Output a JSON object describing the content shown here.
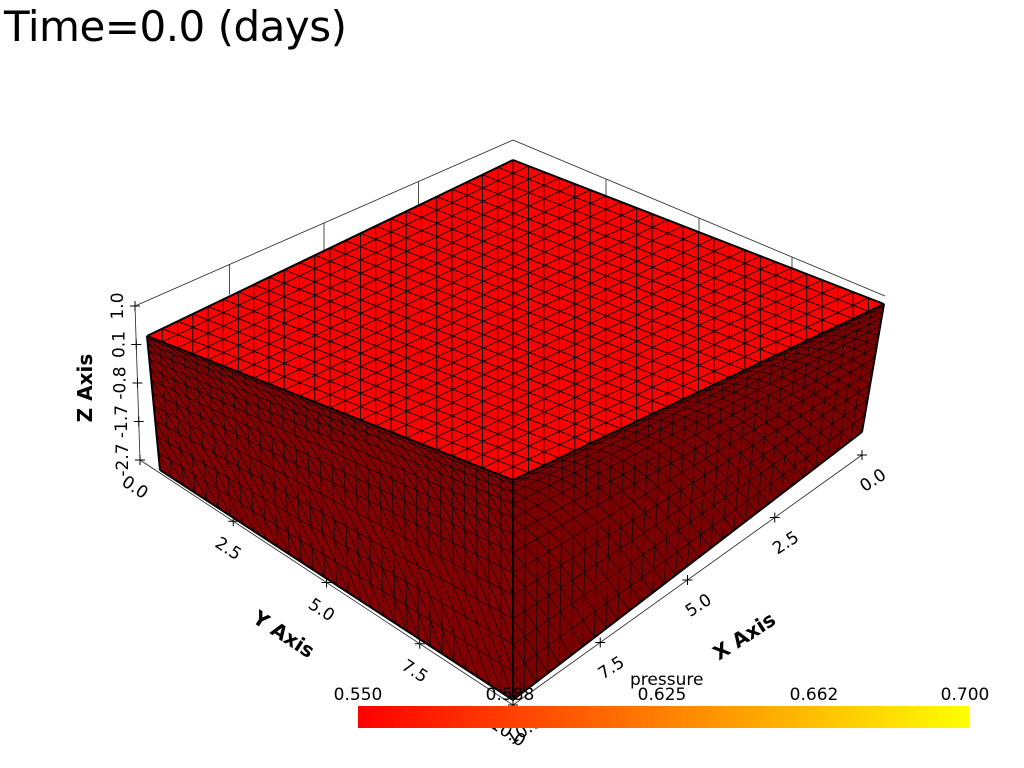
{
  "title": "Time=0.0 (days)",
  "colors": {
    "top_face": "#ff0000",
    "side_face": "#820000",
    "front_face": "#7a0000",
    "mesh_line": "#000000",
    "colormap_start": "#ff0000",
    "colormap_mid": "#ff8000",
    "colormap_end": "#ffff00"
  },
  "axes": {
    "x": {
      "title": "X Axis",
      "ticks": [
        "0.0",
        "2.5",
        "5.0",
        "7.5",
        "10.0"
      ]
    },
    "y": {
      "title": "Y Axis",
      "ticks": [
        "0.0",
        "2.5",
        "5.0",
        "7.5",
        "10.0"
      ]
    },
    "z": {
      "title": "Z Axis",
      "ticks": [
        "-2.7",
        "-1.7",
        "-0.8",
        "0.1",
        "1.0"
      ]
    }
  },
  "scalar_bar": {
    "title": "pressure",
    "ticks": [
      "0.550",
      "0.588",
      "0.625",
      "0.662",
      "0.700"
    ],
    "range": [
      0.55,
      0.7
    ]
  }
}
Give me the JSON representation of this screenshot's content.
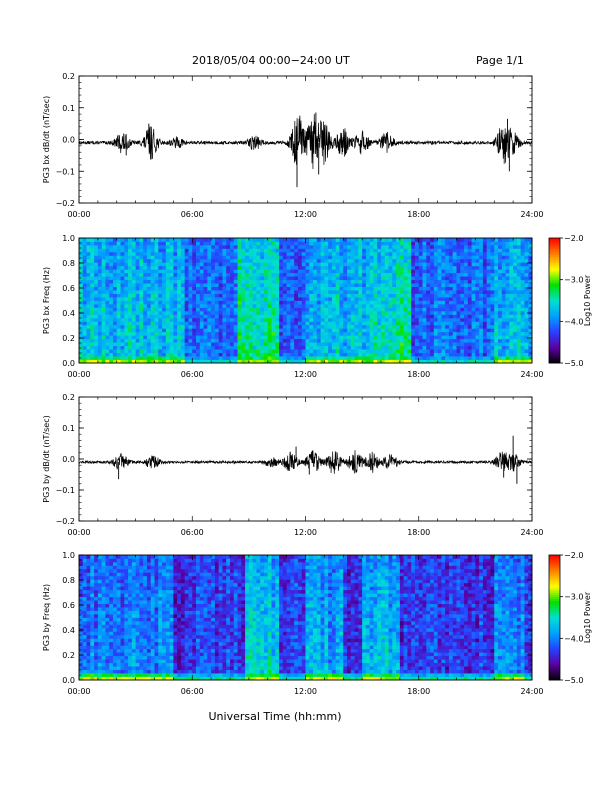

-------------------------

SET PROBLEM
Every line holding "content" should be copied out.

FINAL RESULT
Output a JSON object describing the content shown here.
Give me the JSON representation of this screenshot's content.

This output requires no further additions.